>>>
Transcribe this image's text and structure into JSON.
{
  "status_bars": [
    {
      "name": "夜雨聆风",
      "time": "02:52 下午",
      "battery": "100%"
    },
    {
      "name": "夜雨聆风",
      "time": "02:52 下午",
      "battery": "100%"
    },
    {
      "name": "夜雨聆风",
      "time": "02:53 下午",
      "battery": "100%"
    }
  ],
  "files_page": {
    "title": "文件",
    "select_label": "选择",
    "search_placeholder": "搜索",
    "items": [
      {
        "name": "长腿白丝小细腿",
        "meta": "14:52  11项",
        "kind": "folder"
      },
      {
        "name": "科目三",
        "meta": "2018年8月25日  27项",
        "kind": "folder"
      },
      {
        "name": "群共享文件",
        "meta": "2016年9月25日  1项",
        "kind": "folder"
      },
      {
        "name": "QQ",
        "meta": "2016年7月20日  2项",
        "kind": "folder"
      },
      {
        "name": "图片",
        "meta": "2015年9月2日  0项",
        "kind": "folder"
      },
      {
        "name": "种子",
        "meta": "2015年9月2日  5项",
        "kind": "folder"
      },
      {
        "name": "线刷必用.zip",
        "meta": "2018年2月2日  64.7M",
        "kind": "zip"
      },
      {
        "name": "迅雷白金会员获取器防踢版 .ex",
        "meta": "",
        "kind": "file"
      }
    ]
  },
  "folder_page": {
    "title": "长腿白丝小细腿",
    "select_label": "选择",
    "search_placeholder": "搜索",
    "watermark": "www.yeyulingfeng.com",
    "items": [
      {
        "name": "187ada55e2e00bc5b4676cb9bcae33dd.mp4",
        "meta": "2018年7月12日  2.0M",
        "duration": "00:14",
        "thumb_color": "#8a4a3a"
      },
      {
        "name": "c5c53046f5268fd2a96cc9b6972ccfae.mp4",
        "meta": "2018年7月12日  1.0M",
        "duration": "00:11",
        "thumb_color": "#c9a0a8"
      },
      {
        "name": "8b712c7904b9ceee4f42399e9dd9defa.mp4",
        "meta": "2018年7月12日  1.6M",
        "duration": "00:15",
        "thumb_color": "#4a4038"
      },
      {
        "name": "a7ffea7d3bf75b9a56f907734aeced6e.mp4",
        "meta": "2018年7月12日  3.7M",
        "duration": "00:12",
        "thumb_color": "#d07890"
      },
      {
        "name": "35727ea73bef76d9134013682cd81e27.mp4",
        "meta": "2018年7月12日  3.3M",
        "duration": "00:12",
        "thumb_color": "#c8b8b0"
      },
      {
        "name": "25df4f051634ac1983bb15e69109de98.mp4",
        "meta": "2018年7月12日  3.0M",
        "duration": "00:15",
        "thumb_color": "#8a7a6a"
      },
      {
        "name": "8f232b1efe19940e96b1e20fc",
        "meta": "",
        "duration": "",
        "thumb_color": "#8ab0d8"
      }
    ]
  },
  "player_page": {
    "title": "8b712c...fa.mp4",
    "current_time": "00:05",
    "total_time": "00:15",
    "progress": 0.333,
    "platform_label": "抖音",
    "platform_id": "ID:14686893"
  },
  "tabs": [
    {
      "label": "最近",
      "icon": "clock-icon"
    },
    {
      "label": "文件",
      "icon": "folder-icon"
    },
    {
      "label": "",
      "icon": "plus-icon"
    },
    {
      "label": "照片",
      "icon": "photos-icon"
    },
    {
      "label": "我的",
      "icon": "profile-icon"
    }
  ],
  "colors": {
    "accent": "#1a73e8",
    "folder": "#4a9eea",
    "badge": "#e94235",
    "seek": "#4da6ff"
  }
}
<<<
→ **Directions for this task**: Repeat the material above in full, keeping every word.

→ **Answer to this exercise**:
Transcribe this image's text and structure into JSON.
{
  "status_bars": [
    {
      "name": "夜雨聆风",
      "time": "02:52 下午",
      "battery": "100%"
    },
    {
      "name": "夜雨聆风",
      "time": "02:52 下午",
      "battery": "100%"
    },
    {
      "name": "夜雨聆风",
      "time": "02:53 下午",
      "battery": "100%"
    }
  ],
  "files_page": {
    "title": "文件",
    "select_label": "选择",
    "search_placeholder": "搜索",
    "items": [
      {
        "name": "长腿白丝小细腿",
        "meta": "14:52  11项",
        "kind": "folder"
      },
      {
        "name": "科目三",
        "meta": "2018年8月25日  27项",
        "kind": "folder"
      },
      {
        "name": "群共享文件",
        "meta": "2016年9月25日  1项",
        "kind": "folder"
      },
      {
        "name": "QQ",
        "meta": "2016年7月20日  2项",
        "kind": "folder"
      },
      {
        "name": "图片",
        "meta": "2015年9月2日  0项",
        "kind": "folder"
      },
      {
        "name": "种子",
        "meta": "2015年9月2日  5项",
        "kind": "folder"
      },
      {
        "name": "线刷必用.zip",
        "meta": "2018年2月2日  64.7M",
        "kind": "zip"
      },
      {
        "name": "迅雷白金会员获取器防踢版 .ex",
        "meta": "",
        "kind": "file"
      }
    ]
  },
  "folder_page": {
    "title": "长腿白丝小细腿",
    "select_label": "选择",
    "search_placeholder": "搜索",
    "watermark": "www.yeyulingfeng.com",
    "items": [
      {
        "name": "187ada55e2e00bc5b4676cb9bcae33dd.mp4",
        "meta": "2018年7月12日  2.0M",
        "duration": "00:14",
        "thumb_color": "#8a4a3a"
      },
      {
        "name": "c5c53046f5268fd2a96cc9b6972ccfae.mp4",
        "meta": "2018年7月12日  1.0M",
        "duration": "00:11",
        "thumb_color": "#c9a0a8"
      },
      {
        "name": "8b712c7904b9ceee4f42399e9dd9defa.mp4",
        "meta": "2018年7月12日  1.6M",
        "duration": "00:15",
        "thumb_color": "#4a4038"
      },
      {
        "name": "a7ffea7d3bf75b9a56f907734aeced6e.mp4",
        "meta": "2018年7月12日  3.7M",
        "duration": "00:12",
        "thumb_color": "#d07890"
      },
      {
        "name": "35727ea73bef76d9134013682cd81e27.mp4",
        "meta": "2018年7月12日  3.3M",
        "duration": "00:12",
        "thumb_color": "#c8b8b0"
      },
      {
        "name": "25df4f051634ac1983bb15e69109de98.mp4",
        "meta": "2018年7月12日  3.0M",
        "duration": "00:15",
        "thumb_color": "#8a7a6a"
      },
      {
        "name": "8f232b1efe19940e96b1e20fc",
        "meta": "",
        "duration": "",
        "thumb_color": "#8ab0d8"
      }
    ]
  },
  "player_page": {
    "title": "8b712c...fa.mp4",
    "current_time": "00:05",
    "total_time": "00:15",
    "progress": 0.333,
    "platform_label": "抖音",
    "platform_id": "ID:14686893"
  },
  "tabs": [
    {
      "label": "最近",
      "icon": "clock-icon"
    },
    {
      "label": "文件",
      "icon": "folder-icon"
    },
    {
      "label": "",
      "icon": "plus-icon"
    },
    {
      "label": "照片",
      "icon": "photos-icon"
    },
    {
      "label": "我的",
      "icon": "profile-icon"
    }
  ],
  "colors": {
    "accent": "#1a73e8",
    "folder": "#4a9eea",
    "badge": "#e94235",
    "seek": "#4da6ff"
  }
}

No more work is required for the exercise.